PROBLEM DESCRIPTION:
Check every line below for the word "mayor" and copy the ones that have it.

GIVEN DATA:
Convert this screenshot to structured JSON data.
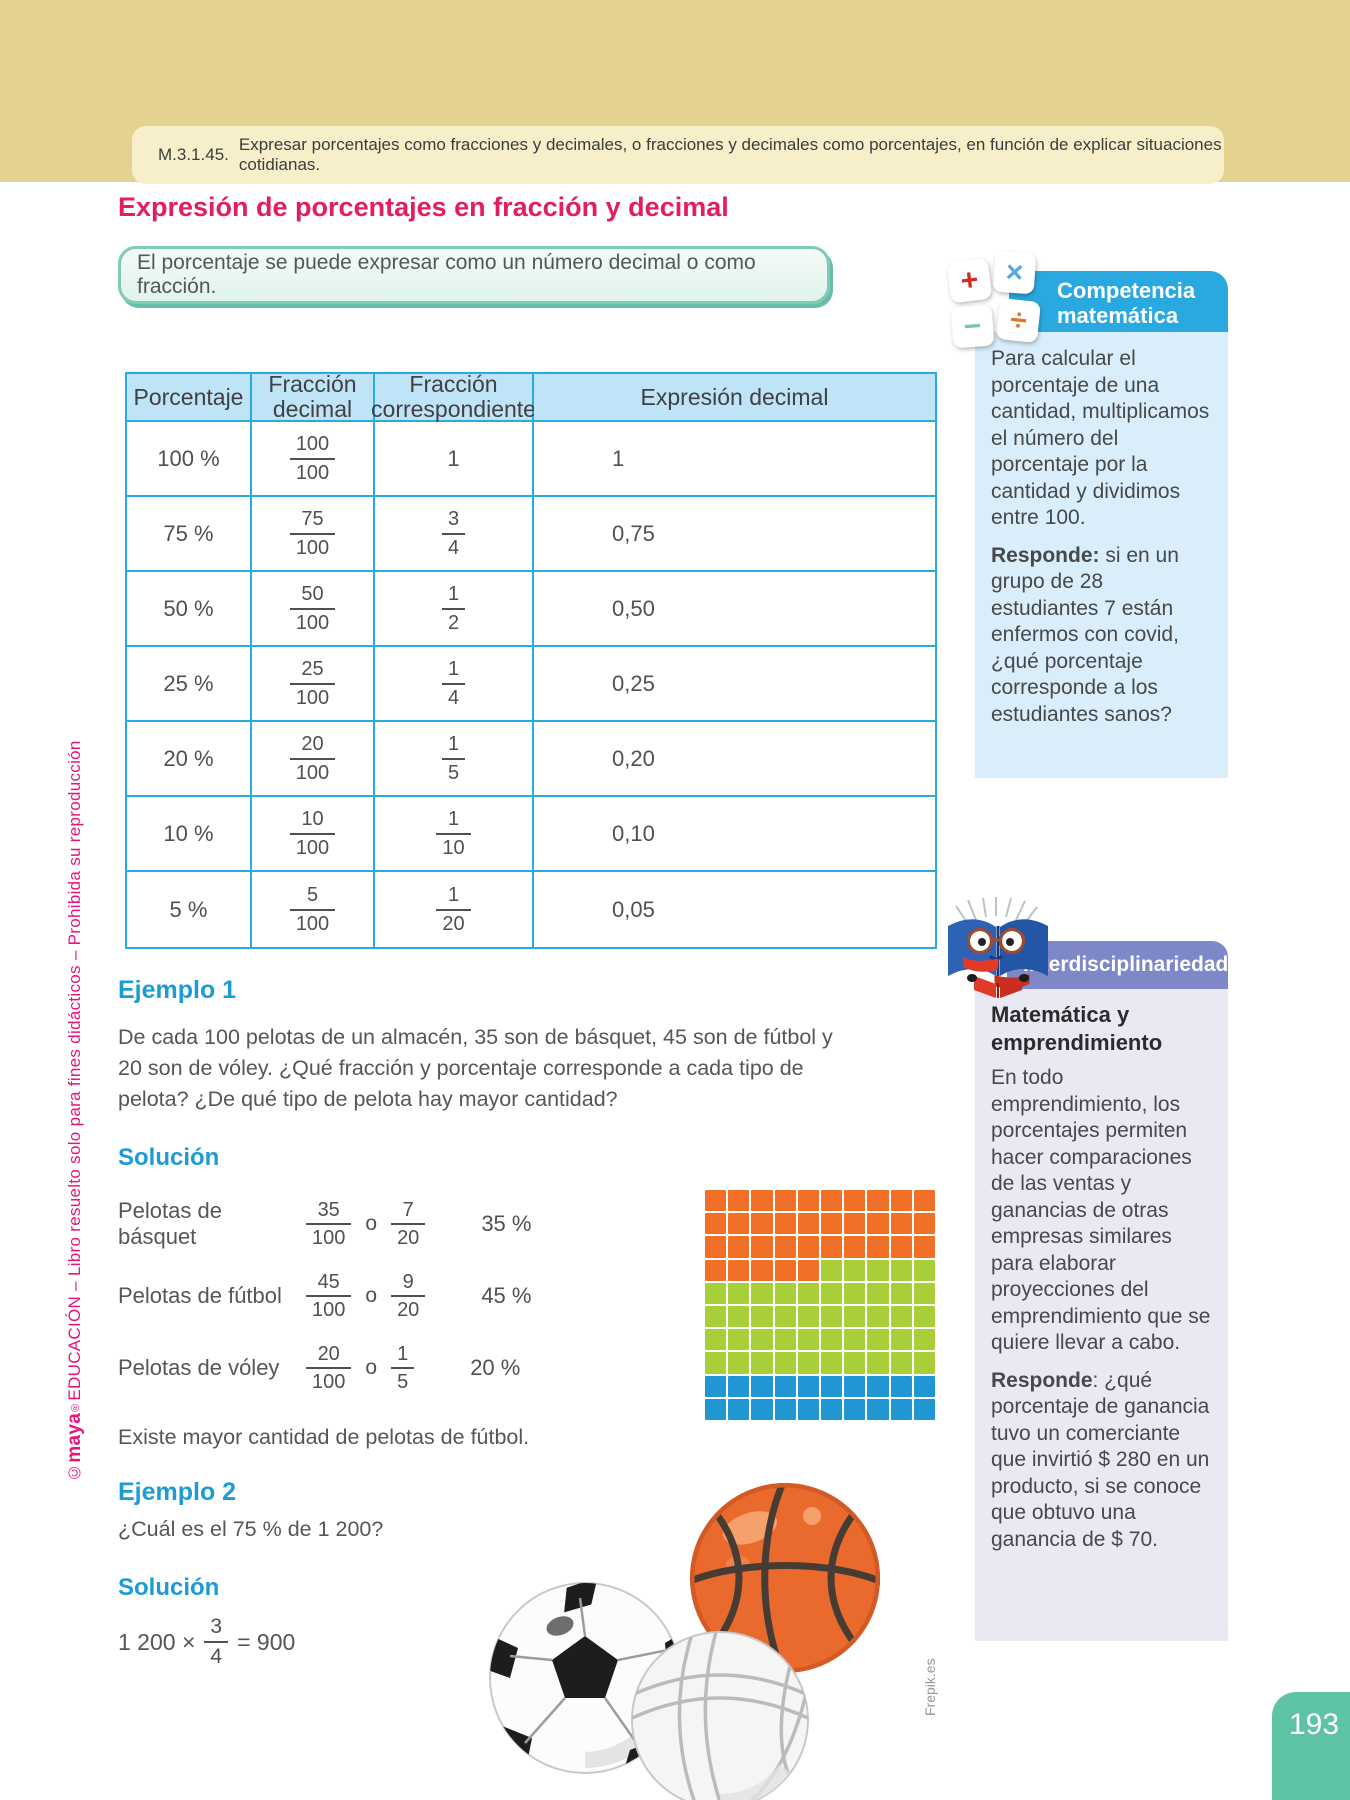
{
  "band": {
    "code": "M.3.1.45.",
    "text": "Expresar porcentajes como fracciones y decimales, o fracciones y decimales como porcentajes, en función de explicar situaciones cotidianas."
  },
  "title": "Expresión de porcentajes en fracción y decimal",
  "definition_box": "El porcentaje se puede expresar como un número decimal o como fracción.",
  "table": {
    "headers": [
      "Porcentaje",
      "Fracción decimal",
      "Fracción correspondiente",
      "Expresión decimal"
    ],
    "rows": [
      {
        "pct": "100 %",
        "fd_num": "100",
        "fd_den": "100",
        "eq": "1",
        "dec": "1"
      },
      {
        "pct": "75 %",
        "fd_num": "75",
        "fd_den": "100",
        "eq_num": "3",
        "eq_den": "4",
        "dec": "0,75"
      },
      {
        "pct": "50 %",
        "fd_num": "50",
        "fd_den": "100",
        "eq_num": "1",
        "eq_den": "2",
        "dec": "0,50"
      },
      {
        "pct": "25 %",
        "fd_num": "25",
        "fd_den": "100",
        "eq_num": "1",
        "eq_den": "4",
        "dec": "0,25"
      },
      {
        "pct": "20 %",
        "fd_num": "20",
        "fd_den": "100",
        "eq_num": "1",
        "eq_den": "5",
        "dec": "0,20"
      },
      {
        "pct": "10 %",
        "fd_num": "10",
        "fd_den": "100",
        "eq_num": "1",
        "eq_den": "10",
        "dec": "0,10"
      },
      {
        "pct": "5 %",
        "fd_num": "5",
        "fd_den": "100",
        "eq_num": "1",
        "eq_den": "20",
        "dec": "0,05"
      }
    ]
  },
  "example1": {
    "heading": "Ejemplo 1",
    "body": "De cada 100 pelotas de un almacén, 35 son de básquet, 45 son de fútbol y 20 son de vóley. ¿Qué fracción y porcentaje corresponde a cada tipo de pelota? ¿De qué tipo de pelota hay mayor cantidad?",
    "solution_label": "Solución",
    "rows": [
      {
        "label": "Pelotas de básquet",
        "f1_num": "35",
        "f1_den": "100",
        "conj": "o",
        "f2_num": "7",
        "f2_den": "20",
        "pct": "35 %"
      },
      {
        "label": "Pelotas de fútbol",
        "f1_num": "45",
        "f1_den": "100",
        "conj": "o",
        "f2_num": "9",
        "f2_den": "20",
        "pct": "45 %"
      },
      {
        "label": "Pelotas de vóley",
        "f1_num": "20",
        "f1_den": "100",
        "conj": "o",
        "f2_num": "1",
        "f2_den": "5",
        "pct": "20 %"
      }
    ],
    "conclusion": "Existe mayor cantidad de pelotas de fútbol."
  },
  "example2": {
    "heading": "Ejemplo 2",
    "question": "¿Cuál es el 75 % de 1 200?",
    "solution_label": "Solución",
    "formula": {
      "lead": "1 200 ×",
      "num": "3",
      "den": "4",
      "tail": "= 900"
    }
  },
  "grid": {
    "columns": 10,
    "segments": [
      {
        "name": "basquet",
        "color": "#f16f26",
        "count": 35
      },
      {
        "name": "futbol",
        "color": "#a9cf38",
        "count": 45
      },
      {
        "name": "voley",
        "color": "#2096d3",
        "count": 20
      }
    ]
  },
  "competencia": {
    "title_line1": "Competencia",
    "title_line2": "matemática",
    "icon_plus": "+",
    "icon_times": "×",
    "icon_minus": "−",
    "icon_divide": "÷",
    "body": "Para calcular el porcentaje de una cantidad, multiplicamos el número del porcentaje por la cantidad y dividimos entre 100.",
    "responde_label": "Responde:",
    "responde_text": " si en un grupo de 28 estudiantes 7 están enfermos con covid, ¿qué porcentaje corresponde a los estudiantes sanos?"
  },
  "interdisciplinariedad": {
    "title": "Interdisciplinariedad",
    "subtitle": "Matemática y emprendimiento",
    "body": "En todo emprendimiento, los porcentajes permiten hacer comparaciones de las ventas y ganancias de otras empresas similares para elaborar proyecciones del emprendimiento que se quiere llevar a cabo.",
    "responde_label": "Responde",
    "responde_text": ": ¿qué porcentaje de ganancia tuvo un comerciante que invirtió $ 280 en un producto, si se conoce que obtuvo una ganancia de $ 70."
  },
  "footer": {
    "page_number": "193",
    "credit": "Frepik.es"
  },
  "sidebar_note": {
    "prefix": "©",
    "brand": "maya",
    "reg": "®",
    "publisher": "EDUCACIÓN",
    "suffix": " – Libro resuelto solo para fines didácticos – Prohibida su reproducción"
  },
  "colors": {
    "band_tan": "#e4d390",
    "band_inner": "#f7efc9",
    "title_pink": "#e31e5f",
    "heading_blue": "#1d9bd5",
    "table_border": "#29abe2",
    "table_header_fill": "#bfe3f7",
    "competencia_header": "#29a9e0",
    "competencia_body": "#d9eefa",
    "inter_header": "#7e88c8",
    "inter_body": "#e9e9f4",
    "grid_orange": "#f16f26",
    "grid_green": "#a9cf38",
    "grid_blue": "#2096d3",
    "page_tab_green": "#5ec3a4",
    "sidebar_pink": "#e8137d"
  }
}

TASK ANSWER:
    "body": "De cada 100 pelotas de un almacén, 35 son de básquet, 45 son de fútbol y 20 son de vóley. ¿Qué fracción y porcentaje corresponde a cada tipo de pelota? ¿De qué tipo de pelota hay mayor cantidad?",
    "conclusion": "Existe mayor cantidad de pelotas de fútbol."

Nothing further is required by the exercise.